[GIVEN PROBLEM 1]
Answer these questions about the flashlight discussion:
(a) How does the crenelation on the head of the JM07 differ from that on the JM07-PRO?
(b) At what frequency does the light use PWM in its medium and low modes?
(c) What ceiling-bounce reading did the light give at 2.44A?
[GIVEN PROBLEM 2]
Resume the flashlight forum discussion after its last sentence, writing the next post in the thread.
START SOURCE EXTRACT
Shadow JM07 PRO - T6 3C available

The visible difference between the two are:

Different crenelation on the head, smoother on the JM07, square on the JM07-PRO.

Different number of fins: 5 vs 9 or or if want to count the last as a fin too, 6 vs 10

A raised up ring after the JM07's head, which is machined with very small cuts, the JM07-PRO doesn't have this.

The tailcap design around the part where the rubber cover is. The JM07 is simpler, the JM07-PRO has a extra rise portion just like the outer edge of the tailcap near the rubber boot.

It's hard to find much use with a reflector size in between a C8 and P60. For me the next viable step up from the P60 would be the C8 size. I figure all I'm doing with a size in between is compromising portability. But that's merely a personal preference. When I got my first C8 I was surprised how compact the head still was regarding my expectations.

But more options is almost always a good thing!

If my presumptions are correct that the reflector is between the C8 and P60, being closer to C8 anyway, than I think it's an interesting option since I do not need the tight hotspot of the C8 neither the relatively floodiness of the P60. The C8 gives a big spill anyway.

4.22V 26650 in the light, 2.44A. Tight regulation, cell @ 3.92V also gave me that figure.

4.338kHz PWM in med and low. 0.75A and 0.115A respectively.

61.9 lux ceiling bounce with 2.44A and remember this is a neutral white emitter! JM05 gives 58.5 lux with 2.6A and that is a Cool white XM-L. heh.... But the thing is, JM05 has unmeasurable PWM, and wrapping the front of the light with a black T-shirt confirms it. (my ears are sensitive to 18kHz)

213k @ 8.17m, 14.2k cd uncorrected. Should be ~ 15.6k cd corrected. This has a mild OP reflector. Remember, the JM05 has a slightly bigger head (42mm vs 48mm) and nets me 17k corrected. So this light can throw.

One more thing, this light heat sags quite a bit slower than the JM05.....even though this light has smaller mass than the JM05. I guess the heatsinking from LED to pill to host is quite a bit better.

I'm still anxiously waiting for mine. The numbers look very nice.

I think you will like it. The finishing is no-nonsense matt. It looks serious and feels serious. And of course you are loading a 26650 shell in there it definitely looks serious.

There are many quality branded flashlights like Fenix and Jetbeam that look and feel like high quality collectibles. High quality HA. This light is like the L2T matt, it's like a tool that begs to be used daily, that you won't feel afraid to have it scratched. That's the diff....
END SOURCE EXTRACT
START SUPPLIED ENTRIES
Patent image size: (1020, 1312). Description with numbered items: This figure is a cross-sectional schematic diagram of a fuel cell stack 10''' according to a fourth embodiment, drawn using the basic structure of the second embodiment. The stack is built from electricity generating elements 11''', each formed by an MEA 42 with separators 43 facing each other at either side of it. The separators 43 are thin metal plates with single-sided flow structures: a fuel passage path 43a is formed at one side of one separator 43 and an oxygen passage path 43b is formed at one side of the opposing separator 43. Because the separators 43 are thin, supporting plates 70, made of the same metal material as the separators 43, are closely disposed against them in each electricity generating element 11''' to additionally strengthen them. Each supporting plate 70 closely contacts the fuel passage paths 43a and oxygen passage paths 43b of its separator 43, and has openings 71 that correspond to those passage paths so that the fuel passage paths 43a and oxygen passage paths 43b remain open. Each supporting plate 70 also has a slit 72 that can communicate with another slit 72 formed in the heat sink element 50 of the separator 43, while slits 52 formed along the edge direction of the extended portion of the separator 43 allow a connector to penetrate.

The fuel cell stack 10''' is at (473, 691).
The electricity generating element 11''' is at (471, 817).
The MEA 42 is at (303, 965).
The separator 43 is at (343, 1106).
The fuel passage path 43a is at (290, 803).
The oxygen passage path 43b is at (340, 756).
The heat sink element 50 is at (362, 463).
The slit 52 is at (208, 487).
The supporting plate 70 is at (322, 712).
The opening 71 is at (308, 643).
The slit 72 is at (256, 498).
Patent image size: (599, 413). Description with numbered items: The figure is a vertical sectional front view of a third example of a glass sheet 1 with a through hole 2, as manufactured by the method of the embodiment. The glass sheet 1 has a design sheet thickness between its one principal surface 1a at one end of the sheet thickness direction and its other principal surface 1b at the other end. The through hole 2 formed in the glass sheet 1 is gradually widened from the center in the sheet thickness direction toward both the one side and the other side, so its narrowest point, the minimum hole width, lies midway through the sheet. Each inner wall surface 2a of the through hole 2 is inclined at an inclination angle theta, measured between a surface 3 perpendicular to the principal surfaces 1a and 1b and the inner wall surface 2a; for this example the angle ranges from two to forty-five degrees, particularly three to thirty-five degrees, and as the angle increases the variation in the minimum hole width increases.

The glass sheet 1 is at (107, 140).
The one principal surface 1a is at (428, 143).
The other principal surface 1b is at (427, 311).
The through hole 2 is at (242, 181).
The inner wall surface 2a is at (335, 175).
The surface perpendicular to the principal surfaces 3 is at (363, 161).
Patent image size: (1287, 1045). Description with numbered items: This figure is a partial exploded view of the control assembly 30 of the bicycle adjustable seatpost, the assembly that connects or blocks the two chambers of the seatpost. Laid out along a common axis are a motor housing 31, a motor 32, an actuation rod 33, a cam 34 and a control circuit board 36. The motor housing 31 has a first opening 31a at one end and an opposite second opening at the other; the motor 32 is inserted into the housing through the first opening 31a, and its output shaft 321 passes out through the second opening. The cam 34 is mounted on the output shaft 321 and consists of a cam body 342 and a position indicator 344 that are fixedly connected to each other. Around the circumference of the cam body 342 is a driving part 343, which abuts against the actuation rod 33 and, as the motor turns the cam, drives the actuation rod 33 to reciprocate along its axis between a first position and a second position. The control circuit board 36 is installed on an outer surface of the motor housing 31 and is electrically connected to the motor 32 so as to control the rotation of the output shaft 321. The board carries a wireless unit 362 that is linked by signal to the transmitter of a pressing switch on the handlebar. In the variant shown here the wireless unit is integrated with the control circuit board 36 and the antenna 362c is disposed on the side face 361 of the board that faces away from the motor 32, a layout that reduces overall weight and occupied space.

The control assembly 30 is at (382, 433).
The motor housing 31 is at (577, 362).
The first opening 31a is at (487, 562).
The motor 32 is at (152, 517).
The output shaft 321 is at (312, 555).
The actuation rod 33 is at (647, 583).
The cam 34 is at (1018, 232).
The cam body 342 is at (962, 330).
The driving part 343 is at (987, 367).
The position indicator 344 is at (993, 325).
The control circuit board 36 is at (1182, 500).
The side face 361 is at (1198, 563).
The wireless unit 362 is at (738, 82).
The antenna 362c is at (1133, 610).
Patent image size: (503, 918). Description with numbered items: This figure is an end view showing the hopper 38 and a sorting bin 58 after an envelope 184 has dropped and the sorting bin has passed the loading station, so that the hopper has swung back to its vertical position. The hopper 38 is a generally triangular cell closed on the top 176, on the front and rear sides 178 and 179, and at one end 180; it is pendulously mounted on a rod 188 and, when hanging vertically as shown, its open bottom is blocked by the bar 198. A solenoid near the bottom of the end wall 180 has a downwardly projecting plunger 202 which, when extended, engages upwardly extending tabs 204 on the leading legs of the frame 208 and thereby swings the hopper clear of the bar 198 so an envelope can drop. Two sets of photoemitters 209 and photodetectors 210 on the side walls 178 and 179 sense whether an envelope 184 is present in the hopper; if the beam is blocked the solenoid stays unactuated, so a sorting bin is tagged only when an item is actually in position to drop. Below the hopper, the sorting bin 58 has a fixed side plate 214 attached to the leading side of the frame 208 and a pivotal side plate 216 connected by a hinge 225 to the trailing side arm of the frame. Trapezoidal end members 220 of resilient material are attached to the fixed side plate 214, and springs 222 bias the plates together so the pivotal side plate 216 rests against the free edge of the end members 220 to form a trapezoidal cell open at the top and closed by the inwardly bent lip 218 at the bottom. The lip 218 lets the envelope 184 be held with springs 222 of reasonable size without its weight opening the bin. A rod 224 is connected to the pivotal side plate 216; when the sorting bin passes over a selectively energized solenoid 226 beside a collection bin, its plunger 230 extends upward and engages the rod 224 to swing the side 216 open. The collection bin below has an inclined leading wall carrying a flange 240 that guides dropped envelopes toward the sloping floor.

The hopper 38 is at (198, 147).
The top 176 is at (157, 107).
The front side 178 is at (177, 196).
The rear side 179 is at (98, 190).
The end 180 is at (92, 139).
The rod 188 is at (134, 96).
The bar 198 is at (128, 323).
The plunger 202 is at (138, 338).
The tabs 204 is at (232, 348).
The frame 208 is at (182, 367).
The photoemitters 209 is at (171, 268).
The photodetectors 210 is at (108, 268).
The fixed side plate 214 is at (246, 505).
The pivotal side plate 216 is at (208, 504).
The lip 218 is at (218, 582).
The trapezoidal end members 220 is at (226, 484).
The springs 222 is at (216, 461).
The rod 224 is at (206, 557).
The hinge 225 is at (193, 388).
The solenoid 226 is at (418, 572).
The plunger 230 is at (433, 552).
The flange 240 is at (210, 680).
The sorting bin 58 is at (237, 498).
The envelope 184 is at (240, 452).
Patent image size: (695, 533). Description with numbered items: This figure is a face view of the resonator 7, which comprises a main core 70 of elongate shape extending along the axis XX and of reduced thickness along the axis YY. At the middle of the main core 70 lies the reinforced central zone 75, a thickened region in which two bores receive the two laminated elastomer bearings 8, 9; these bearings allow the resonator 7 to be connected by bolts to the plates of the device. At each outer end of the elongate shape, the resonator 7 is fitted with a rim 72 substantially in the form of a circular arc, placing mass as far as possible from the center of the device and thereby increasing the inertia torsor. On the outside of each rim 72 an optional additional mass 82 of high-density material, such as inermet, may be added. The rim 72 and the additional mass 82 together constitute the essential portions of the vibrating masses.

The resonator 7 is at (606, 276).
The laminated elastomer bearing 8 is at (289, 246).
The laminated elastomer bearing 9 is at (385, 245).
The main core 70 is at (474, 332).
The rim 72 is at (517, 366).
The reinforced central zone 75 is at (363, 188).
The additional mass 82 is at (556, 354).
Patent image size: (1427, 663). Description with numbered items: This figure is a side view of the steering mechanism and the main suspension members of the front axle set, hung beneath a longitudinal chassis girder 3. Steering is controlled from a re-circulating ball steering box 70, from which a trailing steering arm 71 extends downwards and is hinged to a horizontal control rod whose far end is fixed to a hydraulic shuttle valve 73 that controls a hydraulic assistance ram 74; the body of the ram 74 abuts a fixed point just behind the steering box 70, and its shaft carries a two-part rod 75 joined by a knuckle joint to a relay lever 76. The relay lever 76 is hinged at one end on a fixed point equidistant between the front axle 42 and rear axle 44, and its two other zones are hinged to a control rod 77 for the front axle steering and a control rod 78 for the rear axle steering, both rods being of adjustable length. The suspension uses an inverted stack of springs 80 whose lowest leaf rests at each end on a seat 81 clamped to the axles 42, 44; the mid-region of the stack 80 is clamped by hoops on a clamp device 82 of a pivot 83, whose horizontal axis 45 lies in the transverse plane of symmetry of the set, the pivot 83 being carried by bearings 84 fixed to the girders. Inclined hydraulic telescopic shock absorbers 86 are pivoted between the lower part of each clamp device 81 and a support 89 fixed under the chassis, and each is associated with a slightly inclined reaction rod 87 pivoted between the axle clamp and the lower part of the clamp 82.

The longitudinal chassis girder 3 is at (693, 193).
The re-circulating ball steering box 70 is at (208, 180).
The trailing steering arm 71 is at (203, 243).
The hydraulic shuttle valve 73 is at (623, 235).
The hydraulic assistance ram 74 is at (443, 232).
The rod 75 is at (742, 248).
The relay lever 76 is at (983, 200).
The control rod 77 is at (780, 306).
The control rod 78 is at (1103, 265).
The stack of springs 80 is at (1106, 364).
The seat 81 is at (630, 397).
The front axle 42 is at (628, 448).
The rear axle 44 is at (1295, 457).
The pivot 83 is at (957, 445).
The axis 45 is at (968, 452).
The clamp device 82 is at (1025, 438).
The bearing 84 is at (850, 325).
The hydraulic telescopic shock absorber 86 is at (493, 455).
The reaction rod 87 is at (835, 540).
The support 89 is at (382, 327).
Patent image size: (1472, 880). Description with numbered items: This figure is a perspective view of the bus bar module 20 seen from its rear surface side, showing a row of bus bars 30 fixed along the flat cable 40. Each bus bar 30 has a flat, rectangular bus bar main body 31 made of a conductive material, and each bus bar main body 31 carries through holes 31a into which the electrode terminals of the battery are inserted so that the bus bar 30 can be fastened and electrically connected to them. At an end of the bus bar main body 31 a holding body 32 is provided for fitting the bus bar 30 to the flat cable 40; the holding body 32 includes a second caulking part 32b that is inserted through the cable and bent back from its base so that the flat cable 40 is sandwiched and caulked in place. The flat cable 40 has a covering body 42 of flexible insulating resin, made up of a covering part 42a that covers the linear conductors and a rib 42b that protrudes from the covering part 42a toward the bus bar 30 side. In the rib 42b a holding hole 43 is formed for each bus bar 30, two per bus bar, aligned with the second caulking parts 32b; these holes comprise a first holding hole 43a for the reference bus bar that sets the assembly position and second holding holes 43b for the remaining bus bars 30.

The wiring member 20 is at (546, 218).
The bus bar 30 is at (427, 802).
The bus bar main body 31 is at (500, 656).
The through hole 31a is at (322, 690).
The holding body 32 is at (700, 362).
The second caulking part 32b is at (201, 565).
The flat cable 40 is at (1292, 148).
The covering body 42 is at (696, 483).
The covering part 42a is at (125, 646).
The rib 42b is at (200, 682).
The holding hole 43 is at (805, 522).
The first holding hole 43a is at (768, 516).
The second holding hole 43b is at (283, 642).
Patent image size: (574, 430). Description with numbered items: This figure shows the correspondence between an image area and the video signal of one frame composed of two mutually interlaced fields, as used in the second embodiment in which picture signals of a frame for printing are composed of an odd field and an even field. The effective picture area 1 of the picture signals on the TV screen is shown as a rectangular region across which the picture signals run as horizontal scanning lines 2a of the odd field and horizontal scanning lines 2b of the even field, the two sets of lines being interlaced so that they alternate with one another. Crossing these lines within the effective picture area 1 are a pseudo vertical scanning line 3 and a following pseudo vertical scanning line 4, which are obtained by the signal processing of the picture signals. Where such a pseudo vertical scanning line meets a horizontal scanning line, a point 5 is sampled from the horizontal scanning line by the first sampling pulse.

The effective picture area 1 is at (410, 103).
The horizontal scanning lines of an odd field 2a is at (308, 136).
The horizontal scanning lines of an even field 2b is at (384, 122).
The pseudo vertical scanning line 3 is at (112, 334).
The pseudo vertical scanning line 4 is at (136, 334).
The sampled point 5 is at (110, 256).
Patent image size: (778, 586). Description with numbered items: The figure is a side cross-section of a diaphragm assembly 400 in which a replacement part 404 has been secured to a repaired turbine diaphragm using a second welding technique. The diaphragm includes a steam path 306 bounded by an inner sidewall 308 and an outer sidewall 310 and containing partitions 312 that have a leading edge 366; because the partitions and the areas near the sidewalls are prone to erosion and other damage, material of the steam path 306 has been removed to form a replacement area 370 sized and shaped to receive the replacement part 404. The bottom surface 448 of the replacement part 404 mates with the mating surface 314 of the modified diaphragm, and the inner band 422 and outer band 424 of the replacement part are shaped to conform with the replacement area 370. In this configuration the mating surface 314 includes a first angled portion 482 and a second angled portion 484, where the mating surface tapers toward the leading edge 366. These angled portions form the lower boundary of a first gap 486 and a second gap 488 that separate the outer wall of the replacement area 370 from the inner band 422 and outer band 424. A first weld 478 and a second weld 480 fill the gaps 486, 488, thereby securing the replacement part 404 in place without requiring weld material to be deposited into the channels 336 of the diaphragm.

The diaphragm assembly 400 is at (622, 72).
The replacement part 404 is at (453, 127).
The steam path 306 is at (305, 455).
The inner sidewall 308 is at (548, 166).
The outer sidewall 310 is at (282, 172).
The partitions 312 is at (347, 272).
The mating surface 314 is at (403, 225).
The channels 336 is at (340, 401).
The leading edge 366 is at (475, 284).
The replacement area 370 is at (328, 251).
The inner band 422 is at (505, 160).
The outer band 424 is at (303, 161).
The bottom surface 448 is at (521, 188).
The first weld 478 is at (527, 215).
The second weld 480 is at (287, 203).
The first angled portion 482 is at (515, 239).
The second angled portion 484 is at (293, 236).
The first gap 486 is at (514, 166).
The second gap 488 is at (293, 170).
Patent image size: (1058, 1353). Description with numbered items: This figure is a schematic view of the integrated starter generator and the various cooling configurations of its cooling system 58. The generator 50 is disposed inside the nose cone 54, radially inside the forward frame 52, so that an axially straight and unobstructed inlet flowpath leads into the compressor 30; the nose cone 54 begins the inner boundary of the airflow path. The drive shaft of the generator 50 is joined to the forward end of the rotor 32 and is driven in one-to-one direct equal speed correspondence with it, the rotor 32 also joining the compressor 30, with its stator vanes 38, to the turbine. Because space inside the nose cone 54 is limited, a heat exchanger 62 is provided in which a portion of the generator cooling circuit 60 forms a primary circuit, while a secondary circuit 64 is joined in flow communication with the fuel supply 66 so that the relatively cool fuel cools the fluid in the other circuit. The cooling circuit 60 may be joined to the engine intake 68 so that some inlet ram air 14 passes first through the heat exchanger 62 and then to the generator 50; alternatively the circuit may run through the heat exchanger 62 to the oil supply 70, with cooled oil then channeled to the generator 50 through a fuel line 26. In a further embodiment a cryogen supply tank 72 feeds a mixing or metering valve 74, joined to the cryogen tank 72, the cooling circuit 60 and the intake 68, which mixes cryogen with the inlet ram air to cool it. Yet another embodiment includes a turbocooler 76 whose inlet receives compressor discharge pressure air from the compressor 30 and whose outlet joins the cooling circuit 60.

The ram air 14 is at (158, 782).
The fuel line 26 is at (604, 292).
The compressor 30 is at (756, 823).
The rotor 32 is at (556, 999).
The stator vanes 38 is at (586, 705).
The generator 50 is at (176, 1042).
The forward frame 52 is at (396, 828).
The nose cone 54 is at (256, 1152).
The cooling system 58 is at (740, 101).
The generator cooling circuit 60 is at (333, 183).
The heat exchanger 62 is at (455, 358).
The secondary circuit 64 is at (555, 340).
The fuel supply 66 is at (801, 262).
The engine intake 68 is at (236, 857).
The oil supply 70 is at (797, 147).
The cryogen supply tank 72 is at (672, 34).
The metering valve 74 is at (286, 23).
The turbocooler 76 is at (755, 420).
END SUPPLIED ENTRIES
[REPLY 1]
(a) The JM07's crenelation is smoother, and the JM07-PRO's is square.
(b) 4.338kHz.
(c) 61.9 lux.

[REPLY 2]
The tint seems not to be 3C though, seems to be the 4 range.... not really 5000k but 4500k. Warmer than my Dereelight T6 3C and also the Xeno E03 3C (probably not T6)

Thanks for the details. The fact that you describe it as a tool begging to be used makes me very happy I ordered one. That is exactly what I look for in a light and...I love 4500K.:) Now I feel like a kid waiting for Christmas morning! :)

I must have missed something you've said about the jm07 driver - are you implying it has measureable pwm?

I'm also wondering about the modes - they offer to versions on the intl-outdoor site, but I seem to recall a post about being able to turn disable/enable the flashing modes? I don't have much need for them, but will certainly order the light w/ them if I can keep 'em outta the way unless needed.

I also noticed from the tabao links in an older thread that there's an extension tube available, maybe I'll ask hank before ordering. although...if using 26650s, it would probably just live in on a shelf...

edit:also wondering if the big head version has surfaced anywhere with an xml instead of mce

The big head with an XM-L hasn't surfaced anywhere for sure.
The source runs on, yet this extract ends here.